◆ Your goal
Set each entry down verbatim, omitting images.

## Begin

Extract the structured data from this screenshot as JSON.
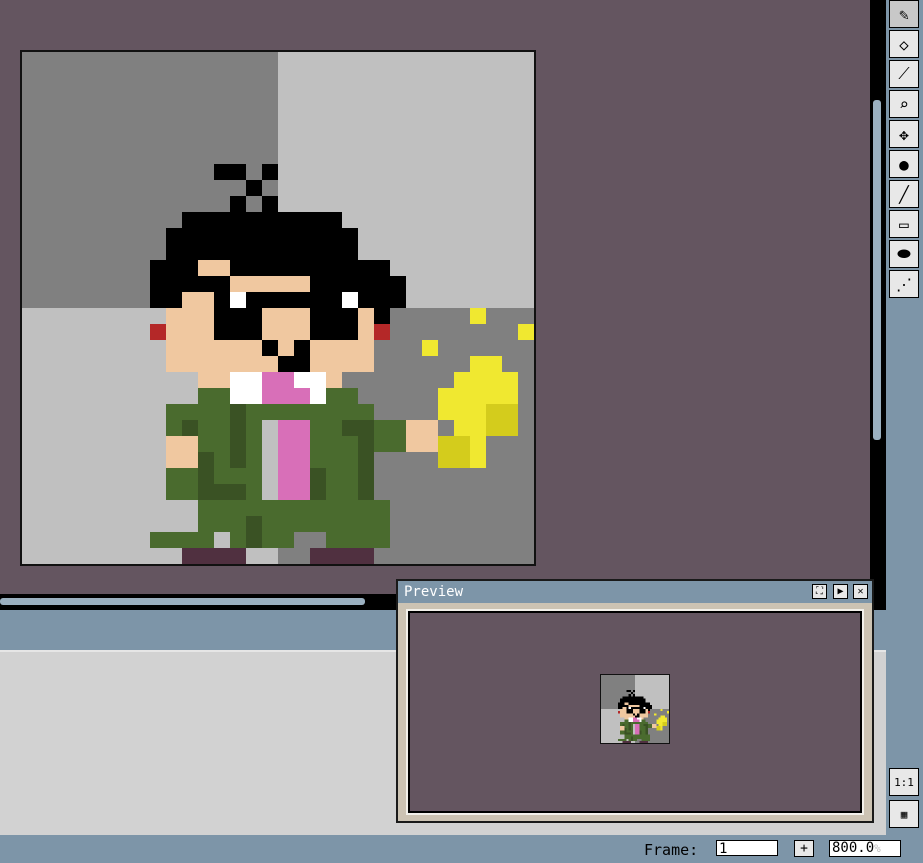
{
  "colors": {
    "workspace": "#645560",
    "chrome": "#7d95a8",
    "checker_dark": "#808080",
    "checker_light": "#c0c0c0",
    "suit": "#4a6b2e",
    "suit_shadow": "#3a5224",
    "skin": "#f0c8a0",
    "hair": "#000000",
    "tie": "#d86fb8",
    "collar": "#ffffff",
    "cheek": "#b42828",
    "spark": "#f0e830",
    "spark_shadow": "#d4cc1c",
    "shoe": "#503040"
  },
  "tools": [
    {
      "name": "pencil-icon",
      "glyph": "✎"
    },
    {
      "name": "eraser-icon",
      "glyph": "◇"
    },
    {
      "name": "eyedropper-icon",
      "glyph": "⟋"
    },
    {
      "name": "zoom-icon",
      "glyph": "⌕"
    },
    {
      "name": "move-icon",
      "glyph": "✥"
    },
    {
      "name": "fill-icon",
      "glyph": "●"
    },
    {
      "name": "line-icon",
      "glyph": "╱"
    },
    {
      "name": "rectangle-icon",
      "glyph": "▭"
    },
    {
      "name": "ellipse-icon",
      "glyph": "⬬"
    },
    {
      "name": "airbrush-icon",
      "glyph": "⋰"
    }
  ],
  "preview": {
    "title": "Preview",
    "buttons": [
      "⛶",
      "▶",
      "✕"
    ]
  },
  "view_buttons": {
    "actual_size": "1:1",
    "filmstrip": "▦"
  },
  "status": {
    "frame_label": "Frame:",
    "frame_value": "1",
    "add_button": "+",
    "zoom_value": "800.0",
    "zoom_unit": "%"
  }
}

## End

◆ Worked solution
Extract the structured data from this screenshot as JSON.
{
  "colors": {
    "workspace": "#645560",
    "chrome": "#7d95a8",
    "checker_dark": "#808080",
    "checker_light": "#c0c0c0",
    "suit": "#4a6b2e",
    "suit_shadow": "#3a5224",
    "skin": "#f0c8a0",
    "hair": "#000000",
    "tie": "#d86fb8",
    "collar": "#ffffff",
    "cheek": "#b42828",
    "spark": "#f0e830",
    "spark_shadow": "#d4cc1c",
    "shoe": "#503040"
  },
  "tools": [
    {
      "name": "pencil-icon",
      "glyph": "✎"
    },
    {
      "name": "eraser-icon",
      "glyph": "◇"
    },
    {
      "name": "eyedropper-icon",
      "glyph": "⟋"
    },
    {
      "name": "zoom-icon",
      "glyph": "⌕"
    },
    {
      "name": "move-icon",
      "glyph": "✥"
    },
    {
      "name": "fill-icon",
      "glyph": "●"
    },
    {
      "name": "line-icon",
      "glyph": "╱"
    },
    {
      "name": "rectangle-icon",
      "glyph": "▭"
    },
    {
      "name": "ellipse-icon",
      "glyph": "⬬"
    },
    {
      "name": "airbrush-icon",
      "glyph": "⋰"
    }
  ],
  "preview": {
    "title": "Preview",
    "buttons": [
      "⛶",
      "▶",
      "✕"
    ]
  },
  "view_buttons": {
    "actual_size": "1:1",
    "filmstrip": "▦"
  },
  "status": {
    "frame_label": "Frame:",
    "frame_value": "1",
    "add_button": "+",
    "zoom_value": "800.0",
    "zoom_unit": "%"
  }
}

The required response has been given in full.